Wildflower Photography

 Getting out into the countryside to enjoy the stunning scenery and wonderful wildlife is what makes caravanning so special for so many of us.  Watching wildlife isn’t always easy in fact some of Britain’s natural history can be downright elusive but wildflowers, which are one of our greatest natural assets, are there to be enjoyed at our leisure and that might be one reason why so many more people are now photographing wildflowers.

  Given their beauty and plenty of time you might think it would be easy to photograph flowers, in fact it is very difficult to portray the true charm of the subject a problem which can leave the photographer feeling disappointed with the resulting image.  As with any art form there are tips which can help to achieve more pleasing photographs of flowers and, particularly with the advent of digital cameras, there is no need for expensive or specialist equipment to get good results.  I aim to show you how, with a basic camera and a clean handkerchief, you can transform your photographs of flowers.

 The first and singularly most important point is to get down to the level of your subject you wouldn’t normally take a photograph of a person from five feet above their heads so why do it with a flower?  By standing above a flower looking down onto it you will lose any stature that this delicate little subject might have and in the photograph your flower will be lost in amongst a mess of vegetation.  Instead lie down in the grass, it’s easy, getting back up might take a little longer but remember the old adage ‘no pain no gain’. 

 What is gained by this strategy?  Well it might be possible to show the whole of the flower and its stem, giving some feeling of the plant’s size.  More importantly you may be able to get yourself into a position where the flower stands clear of the surrounding vegetation so achieving an out of focus, plain background which will minimise the number of competing elements in your photograph.  If your camera has a zoom lens then ‘zoom-in’, i.e. use the telephoto end of the zoom, this will help to achieve the plain background because telephoto lenses always give less depth of field (a term which describes how much of the photograph is sharp). 

 You are now in a position where you can compose your photograph.  If you are concentrating on just one flower stem it is tempting to put it in the middle of the picture but don’t, set the flower head just to one side of centre and slightly higher than the middle of the frame, giving space for the complete stem (if your camera is auto-focus see ‘Flash and Focus).  If possible photograph small groups of flowers to help fill the frame in this case remember that odd numbers work better than evens, threes and fives are best.

 The use of flash is rarely desirable when photographing flowers but there is one type of supplementary lighting that makes a real difference to images of single or small groups of flowers.  You may not believe it until you try it but a simple piece of white card, sheet of paper or even a white handkerchief can transform a photograph of a flower (other reflectors, particularly gold, can work well).  Place the reflector just below the flower so that it is outside the field of view of the camera and your subject will gain just enough extra light to separate it from its background.  You may think it is about time to take a photograph but before you do make sure to look carefully around your main subject and take out any bits of dead plant matter which might catch the eye; there is nothing worse than seeing bits of twig or dried grass competing with your intended subject for attention in the final photograph.  Anything that is alive should be left where it is, please don’t pull up a rare orchid and tell the judge that I told you to do it!
━━━━━━
# PROBLEM SET
(a) List the white objects that the wildflower photography passage says can be used as a reflector.
(b) Proceed with the wildflower photography passage, picking up after its final sentence.

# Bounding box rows
━━━━━━
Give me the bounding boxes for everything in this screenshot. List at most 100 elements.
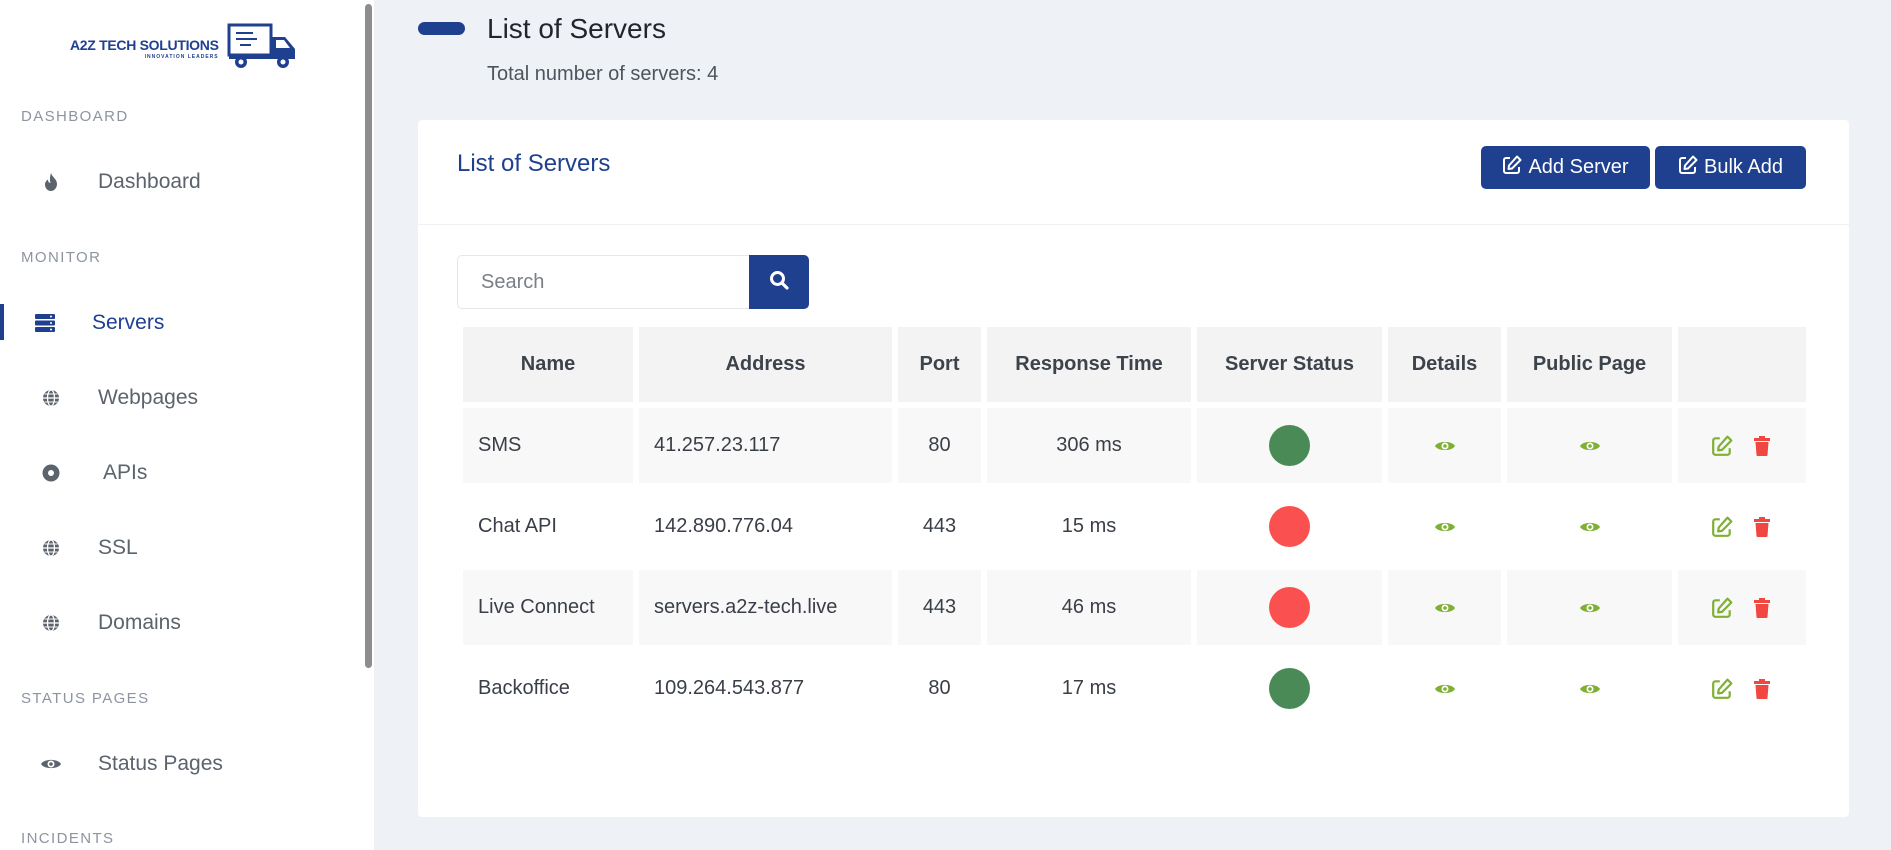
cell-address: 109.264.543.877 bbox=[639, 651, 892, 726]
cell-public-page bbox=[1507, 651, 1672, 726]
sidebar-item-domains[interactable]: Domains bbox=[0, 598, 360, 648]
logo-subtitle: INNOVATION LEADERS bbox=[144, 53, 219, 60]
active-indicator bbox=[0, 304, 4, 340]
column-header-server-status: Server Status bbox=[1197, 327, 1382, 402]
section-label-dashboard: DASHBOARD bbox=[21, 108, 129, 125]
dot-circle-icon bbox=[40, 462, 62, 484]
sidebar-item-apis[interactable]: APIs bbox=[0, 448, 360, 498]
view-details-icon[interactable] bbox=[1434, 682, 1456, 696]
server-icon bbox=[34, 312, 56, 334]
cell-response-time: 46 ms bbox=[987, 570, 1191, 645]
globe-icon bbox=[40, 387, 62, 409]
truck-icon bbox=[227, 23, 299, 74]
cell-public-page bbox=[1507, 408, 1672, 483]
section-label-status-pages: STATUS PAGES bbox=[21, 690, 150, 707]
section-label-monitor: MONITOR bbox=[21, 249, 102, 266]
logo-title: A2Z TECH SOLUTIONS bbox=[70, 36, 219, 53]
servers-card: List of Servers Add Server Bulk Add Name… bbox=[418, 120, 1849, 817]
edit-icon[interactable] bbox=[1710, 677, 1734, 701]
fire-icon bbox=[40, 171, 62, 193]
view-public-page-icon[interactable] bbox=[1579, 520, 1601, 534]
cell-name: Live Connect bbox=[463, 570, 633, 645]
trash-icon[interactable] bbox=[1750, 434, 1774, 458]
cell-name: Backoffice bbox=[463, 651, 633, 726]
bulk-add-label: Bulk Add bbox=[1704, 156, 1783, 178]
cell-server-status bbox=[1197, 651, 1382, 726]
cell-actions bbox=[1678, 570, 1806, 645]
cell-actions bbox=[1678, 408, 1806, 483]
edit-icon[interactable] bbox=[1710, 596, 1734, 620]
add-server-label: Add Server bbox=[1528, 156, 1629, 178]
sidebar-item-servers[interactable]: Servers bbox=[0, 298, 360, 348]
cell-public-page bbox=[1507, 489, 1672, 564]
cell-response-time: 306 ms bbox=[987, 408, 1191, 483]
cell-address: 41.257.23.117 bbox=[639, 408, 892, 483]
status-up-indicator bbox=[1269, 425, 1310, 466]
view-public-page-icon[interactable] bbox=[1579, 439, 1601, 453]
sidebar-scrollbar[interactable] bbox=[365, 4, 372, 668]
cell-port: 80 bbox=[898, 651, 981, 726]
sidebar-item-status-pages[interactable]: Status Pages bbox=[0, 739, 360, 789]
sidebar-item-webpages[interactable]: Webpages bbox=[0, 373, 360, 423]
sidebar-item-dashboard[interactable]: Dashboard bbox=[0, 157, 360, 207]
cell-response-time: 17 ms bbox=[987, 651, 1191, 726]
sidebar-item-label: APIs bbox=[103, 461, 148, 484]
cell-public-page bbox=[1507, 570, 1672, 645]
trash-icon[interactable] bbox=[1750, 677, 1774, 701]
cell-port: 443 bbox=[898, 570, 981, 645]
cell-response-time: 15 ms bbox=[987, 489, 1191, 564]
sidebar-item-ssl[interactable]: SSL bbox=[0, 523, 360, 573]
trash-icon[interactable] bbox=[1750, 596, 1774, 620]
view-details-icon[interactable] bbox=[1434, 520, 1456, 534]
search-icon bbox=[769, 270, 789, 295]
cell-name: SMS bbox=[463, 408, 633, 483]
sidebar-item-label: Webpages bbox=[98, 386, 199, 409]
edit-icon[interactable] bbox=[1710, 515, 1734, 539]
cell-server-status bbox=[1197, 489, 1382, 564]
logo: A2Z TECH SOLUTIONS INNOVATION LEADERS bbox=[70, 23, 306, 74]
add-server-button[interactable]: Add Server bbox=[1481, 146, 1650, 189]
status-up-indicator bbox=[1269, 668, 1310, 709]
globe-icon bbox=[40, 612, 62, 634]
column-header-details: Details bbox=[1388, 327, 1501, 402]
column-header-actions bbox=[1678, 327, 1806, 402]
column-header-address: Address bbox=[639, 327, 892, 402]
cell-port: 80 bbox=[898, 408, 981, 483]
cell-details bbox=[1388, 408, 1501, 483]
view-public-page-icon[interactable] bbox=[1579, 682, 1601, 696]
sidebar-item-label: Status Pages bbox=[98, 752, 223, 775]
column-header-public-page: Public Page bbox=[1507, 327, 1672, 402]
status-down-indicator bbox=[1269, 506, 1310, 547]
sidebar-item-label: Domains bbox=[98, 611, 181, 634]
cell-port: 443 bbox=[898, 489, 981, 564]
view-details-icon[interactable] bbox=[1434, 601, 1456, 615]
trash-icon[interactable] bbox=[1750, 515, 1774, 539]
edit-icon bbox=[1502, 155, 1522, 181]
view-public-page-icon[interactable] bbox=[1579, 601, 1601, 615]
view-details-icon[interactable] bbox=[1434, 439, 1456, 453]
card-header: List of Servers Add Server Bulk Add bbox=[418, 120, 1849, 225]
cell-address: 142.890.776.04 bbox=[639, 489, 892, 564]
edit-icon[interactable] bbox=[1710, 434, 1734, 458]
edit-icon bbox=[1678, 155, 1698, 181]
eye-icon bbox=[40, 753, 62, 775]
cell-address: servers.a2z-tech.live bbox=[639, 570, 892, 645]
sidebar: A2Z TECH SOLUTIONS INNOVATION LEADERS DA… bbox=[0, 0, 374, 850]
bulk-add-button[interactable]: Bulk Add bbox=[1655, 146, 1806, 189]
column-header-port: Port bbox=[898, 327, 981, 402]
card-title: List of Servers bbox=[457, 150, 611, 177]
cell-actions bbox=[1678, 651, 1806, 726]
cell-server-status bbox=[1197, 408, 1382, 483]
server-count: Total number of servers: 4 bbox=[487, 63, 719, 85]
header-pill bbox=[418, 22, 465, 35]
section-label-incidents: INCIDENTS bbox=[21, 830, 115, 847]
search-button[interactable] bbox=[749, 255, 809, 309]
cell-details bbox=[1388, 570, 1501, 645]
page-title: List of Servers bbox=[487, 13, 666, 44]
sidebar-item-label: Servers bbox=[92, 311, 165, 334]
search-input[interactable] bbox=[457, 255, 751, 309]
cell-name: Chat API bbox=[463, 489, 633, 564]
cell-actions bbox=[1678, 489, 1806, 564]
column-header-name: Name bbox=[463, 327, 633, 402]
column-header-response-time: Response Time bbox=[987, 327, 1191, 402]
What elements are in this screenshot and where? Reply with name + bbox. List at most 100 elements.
━━━━━━
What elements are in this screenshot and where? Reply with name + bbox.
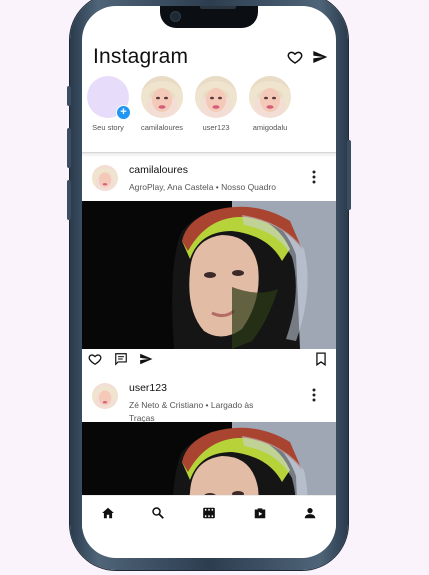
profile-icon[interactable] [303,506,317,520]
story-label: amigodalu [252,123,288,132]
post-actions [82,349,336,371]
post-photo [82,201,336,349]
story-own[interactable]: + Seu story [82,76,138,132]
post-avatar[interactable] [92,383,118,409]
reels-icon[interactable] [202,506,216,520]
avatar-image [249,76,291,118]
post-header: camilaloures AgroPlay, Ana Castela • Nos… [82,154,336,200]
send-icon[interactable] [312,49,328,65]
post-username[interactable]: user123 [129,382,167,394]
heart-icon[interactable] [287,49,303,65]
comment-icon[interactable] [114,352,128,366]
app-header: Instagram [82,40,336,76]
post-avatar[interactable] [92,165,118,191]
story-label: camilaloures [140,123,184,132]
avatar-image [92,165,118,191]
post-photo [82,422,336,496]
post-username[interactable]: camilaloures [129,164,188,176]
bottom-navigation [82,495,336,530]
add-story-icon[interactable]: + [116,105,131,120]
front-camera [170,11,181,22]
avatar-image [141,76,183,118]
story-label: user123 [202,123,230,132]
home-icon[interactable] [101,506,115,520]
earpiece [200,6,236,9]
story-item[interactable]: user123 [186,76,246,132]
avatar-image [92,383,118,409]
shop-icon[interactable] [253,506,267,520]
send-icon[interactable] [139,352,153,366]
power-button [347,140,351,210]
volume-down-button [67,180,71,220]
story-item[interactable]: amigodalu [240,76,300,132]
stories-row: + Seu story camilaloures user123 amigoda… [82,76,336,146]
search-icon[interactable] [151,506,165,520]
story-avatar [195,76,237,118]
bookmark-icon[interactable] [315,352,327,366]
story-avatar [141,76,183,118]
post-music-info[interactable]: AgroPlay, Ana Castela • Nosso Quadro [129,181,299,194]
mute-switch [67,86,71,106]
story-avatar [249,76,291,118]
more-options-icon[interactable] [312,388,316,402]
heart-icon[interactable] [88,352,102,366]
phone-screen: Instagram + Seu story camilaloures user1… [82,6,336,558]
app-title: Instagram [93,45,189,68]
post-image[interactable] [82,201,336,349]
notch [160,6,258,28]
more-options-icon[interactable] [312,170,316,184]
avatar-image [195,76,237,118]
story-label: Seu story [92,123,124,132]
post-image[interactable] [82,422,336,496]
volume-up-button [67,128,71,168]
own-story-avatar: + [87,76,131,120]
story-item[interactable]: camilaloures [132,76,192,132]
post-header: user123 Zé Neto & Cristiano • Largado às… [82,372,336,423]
━━━━━━
# RESPONSES PER TASK
(a) A simple piece of white card, a sheet of paper, and a white handkerchief.

(b)
 With experience you will find that to reveal the true colours of flowers it is necessary to photograph them on bright but overcast days and even dull days are far more preferable to bright sunshine (calm weather is obviously best).  It is tempting to take a photograph of a flower when the sun is shining brightly and to our eye it looks glorious but film (and the digital sensor) cannot cope with the same degree of contrast that our brains are capable of. 

 I can think of two styles of flower photography that might benefit from direct sunlight.  One is if you want to show a whole mass of flowers, in which case you will use a wide angle lens and show the flowers in their environment.  The second possible case is if you wish to try backlighting.  Backlighting works best with flowers that have semi-translucent petals since this type of lighting enhances their colour.  This technique is best used at first and last light when the sun is low in the sky but care must be taken to shield the lens from the sun’s rays to avoid bright spots of flare in the photograph, either a good lens hood or a good friend can do that job for you. 

 Learning new techniques can seem daunting at first and it might seem that all this bother might detract from your enjoyment of the countryside.  In fact I have found the reverse is true, through photography it is possible to learn more about our natural history and with greater understanding comes a greater appreciation of its wonder. 


Flash, Focus and fiddly bits

Most cameras have a built in flash, learn how to turn this off, there is nothing less flattering than the stark white light of a flash for lighting a delicate flower.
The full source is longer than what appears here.